(Dataset items)
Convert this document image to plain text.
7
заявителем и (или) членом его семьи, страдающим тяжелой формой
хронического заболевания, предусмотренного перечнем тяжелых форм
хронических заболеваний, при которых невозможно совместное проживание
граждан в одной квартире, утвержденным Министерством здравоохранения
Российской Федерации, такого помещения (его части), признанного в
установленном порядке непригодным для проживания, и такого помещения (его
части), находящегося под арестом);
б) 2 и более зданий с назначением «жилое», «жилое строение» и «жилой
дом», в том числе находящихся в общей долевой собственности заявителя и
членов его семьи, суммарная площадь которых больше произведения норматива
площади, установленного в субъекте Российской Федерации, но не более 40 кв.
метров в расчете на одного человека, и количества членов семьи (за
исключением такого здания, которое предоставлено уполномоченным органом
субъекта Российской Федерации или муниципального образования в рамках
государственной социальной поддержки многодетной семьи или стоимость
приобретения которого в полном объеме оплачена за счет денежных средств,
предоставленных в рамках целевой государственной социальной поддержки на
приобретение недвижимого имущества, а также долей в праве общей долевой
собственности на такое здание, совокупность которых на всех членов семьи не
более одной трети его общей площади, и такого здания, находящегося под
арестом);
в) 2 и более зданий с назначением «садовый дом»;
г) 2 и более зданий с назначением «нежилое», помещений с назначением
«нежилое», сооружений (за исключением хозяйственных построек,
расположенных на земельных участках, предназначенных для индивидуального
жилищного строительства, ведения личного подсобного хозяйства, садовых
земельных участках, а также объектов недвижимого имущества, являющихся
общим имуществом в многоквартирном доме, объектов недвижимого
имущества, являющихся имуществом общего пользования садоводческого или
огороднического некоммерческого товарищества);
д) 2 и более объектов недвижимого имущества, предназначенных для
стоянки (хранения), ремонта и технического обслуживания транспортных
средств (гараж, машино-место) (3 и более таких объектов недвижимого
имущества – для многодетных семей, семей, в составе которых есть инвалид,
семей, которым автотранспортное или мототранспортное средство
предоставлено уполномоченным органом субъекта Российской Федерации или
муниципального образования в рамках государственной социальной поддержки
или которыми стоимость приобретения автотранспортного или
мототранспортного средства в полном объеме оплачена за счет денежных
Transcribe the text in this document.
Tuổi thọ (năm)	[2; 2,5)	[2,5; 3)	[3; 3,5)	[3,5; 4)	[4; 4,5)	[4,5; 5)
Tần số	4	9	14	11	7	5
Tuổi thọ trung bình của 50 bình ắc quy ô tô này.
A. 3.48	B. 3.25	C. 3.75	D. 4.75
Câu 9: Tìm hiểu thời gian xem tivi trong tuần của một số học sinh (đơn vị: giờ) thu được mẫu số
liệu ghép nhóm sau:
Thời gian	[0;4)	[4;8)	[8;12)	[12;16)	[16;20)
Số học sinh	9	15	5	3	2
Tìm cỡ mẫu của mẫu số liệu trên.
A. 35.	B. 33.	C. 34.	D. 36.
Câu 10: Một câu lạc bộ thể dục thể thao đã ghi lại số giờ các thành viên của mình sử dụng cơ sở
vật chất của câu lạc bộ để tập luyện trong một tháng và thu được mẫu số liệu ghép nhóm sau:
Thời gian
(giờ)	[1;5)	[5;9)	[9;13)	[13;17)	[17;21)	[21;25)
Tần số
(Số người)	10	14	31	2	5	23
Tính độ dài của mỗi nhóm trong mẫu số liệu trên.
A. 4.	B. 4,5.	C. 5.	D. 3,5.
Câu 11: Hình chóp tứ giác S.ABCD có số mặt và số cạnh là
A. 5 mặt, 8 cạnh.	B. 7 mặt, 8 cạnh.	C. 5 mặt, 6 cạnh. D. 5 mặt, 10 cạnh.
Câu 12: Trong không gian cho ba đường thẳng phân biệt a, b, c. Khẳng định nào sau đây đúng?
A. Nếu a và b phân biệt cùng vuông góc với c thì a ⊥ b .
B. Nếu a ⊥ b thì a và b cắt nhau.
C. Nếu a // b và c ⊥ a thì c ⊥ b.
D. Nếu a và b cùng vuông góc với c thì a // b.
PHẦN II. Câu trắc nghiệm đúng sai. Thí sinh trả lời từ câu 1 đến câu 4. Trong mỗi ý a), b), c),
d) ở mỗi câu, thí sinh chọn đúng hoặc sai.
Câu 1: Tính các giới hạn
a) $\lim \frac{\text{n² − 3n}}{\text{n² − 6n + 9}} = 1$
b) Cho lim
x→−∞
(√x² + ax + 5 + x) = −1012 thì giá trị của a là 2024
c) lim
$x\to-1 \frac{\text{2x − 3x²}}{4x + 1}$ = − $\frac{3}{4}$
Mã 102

Exercise details → Return every entry exactly as given.

Task response →
Convert this document image to plain text.
7
заявителем и (или) членом его семьи, страдающим тяжелой формой
хронического заболевания, предусмотренного перечнем тяжелых форм
хронических заболеваний, при которых невозможно совместное проживание
граждан в одной квартире, утвержденным Министерством здравоохранения
Российской Федерации, такого помещения (его части), признанного в
установленном порядке непригодным для проживания, и такого помещения (его
части), находящегося под арестом);
б) 2 и более зданий с назначением «жилое», «жилое строение» и «жилой
дом», в том числе находящихся в общей долевой собственности заявителя и
членов его семьи, суммарная площадь которых больше произведения норматива
площади, установленного в субъекте Российской Федерации, но не более 40 кв.
метров в расчете на одного человека, и количества членов семьи (за
исключением такого здания, которое предоставлено уполномоченным органом
субъекта Российской Федерации или муниципального образования в рамках
государственной социальной поддержки многодетной семьи или стоимость
приобретения которого в полном объеме оплачена за счет денежных средств,
предоставленных в рамках целевой государственной социальной поддержки на
приобретение недвижимого имущества, а также долей в праве общей долевой
собственности на такое здание, совокупность которых на всех членов семьи не
более одной трети его общей площади, и такого здания, находящегося под
арестом);
в) 2 и более зданий с назначением «садовый дом»;
г) 2 и более зданий с назначением «нежилое», помещений с назначением
«нежилое», сооружений (за исключением хозяйственных построек,
расположенных на земельных участках, предназначенных для индивидуального
жилищного строительства, ведения личного подсобного хозяйства, садовых
земельных участках, а также объектов недвижимого имущества, являющихся
общим имуществом в многоквартирном доме, объектов недвижимого
имущества, являющихся имуществом общего пользования садоводческого или
огороднического некоммерческого товарищества);
д) 2 и более объектов недвижимого имущества, предназначенных для
стоянки (хранения), ремонта и технического обслуживания транспортных
средств (гараж, машино-место) (3 и более таких объектов недвижимого
имущества – для многодетных семей, семей, в составе которых есть инвалид,
семей, которым автотранспортное или мототранспортное средство
предоставлено уполномоченным органом субъекта Российской Федерации или
муниципального образования в рамках государственной социальной поддержки
или которыми стоимость приобретения автотранспортного или
мототранспортного средства в полном объеме оплачена за счет денежных
Transcribe the text in this document.
Tuổi thọ (năm)	[2; 2,5)	[2,5; 3)	[3; 3,5)	[3,5; 4)	[4; 4,5)	[4,5; 5)
Tần số	4	9	14	11	7	5
Tuổi thọ trung bình của 50 bình ắc quy ô tô này.
A. 3.48	B. 3.25	C. 3.75	D. 4.75
Câu 9: Tìm hiểu thời gian xem tivi trong tuần của một số học sinh (đơn vị: giờ) thu được mẫu số
liệu ghép nhóm sau:
Thời gian	[0;4)	[4;8)	[8;12)	[12;16)	[16;20)
Số học sinh	9	15	5	3	2
Tìm cỡ mẫu của mẫu số liệu trên.
A. 35.	B. 33.	C. 34.	D. 36.
Câu 10: Một câu lạc bộ thể dục thể thao đã ghi lại số giờ các thành viên của mình sử dụng cơ sở
vật chất của câu lạc bộ để tập luyện trong một tháng và thu được mẫu số liệu ghép nhóm sau:
Thời gian
(giờ)	[1;5)	[5;9)	[9;13)	[13;17)	[17;21)	[21;25)
Tần số
(Số người)	10	14	31	2	5	23
Tính độ dài của mỗi nhóm trong mẫu số liệu trên.
A. 4.	B. 4,5.	C. 5.	D. 3,5.
Câu 11: Hình chóp tứ giác S.ABCD có số mặt và số cạnh là
A. 5 mặt, 8 cạnh.	B. 7 mặt, 8 cạnh.	C. 5 mặt, 6 cạnh. D. 5 mặt, 10 cạnh.
Câu 12: Trong không gian cho ba đường thẳng phân biệt a, b, c. Khẳng định nào sau đây đúng?
A. Nếu a và b phân biệt cùng vuông góc với c thì a ⊥ b .
B. Nếu a ⊥ b thì a và b cắt nhau.
C. Nếu a // b và c ⊥ a thì c ⊥ b.
D. Nếu a và b cùng vuông góc với c thì a // b.
PHẦN II. Câu trắc nghiệm đúng sai. Thí sinh trả lời từ câu 1 đến câu 4. Trong mỗi ý a), b), c),
d) ở mỗi câu, thí sinh chọn đúng hoặc sai.
Câu 1: Tính các giới hạn
a) $\lim \frac{\text{n² − 3n}}{\text{n² − 6n + 9}} = 1$
b) Cho lim
x→−∞
(√x² + ax + 5 + x) = −1012 thì giá trị của a là 2024
c) lim
$x\to-1 \frac{\text{2x − 3x²}}{4x + 1}$ = − $\frac{3}{4}$
Mã 102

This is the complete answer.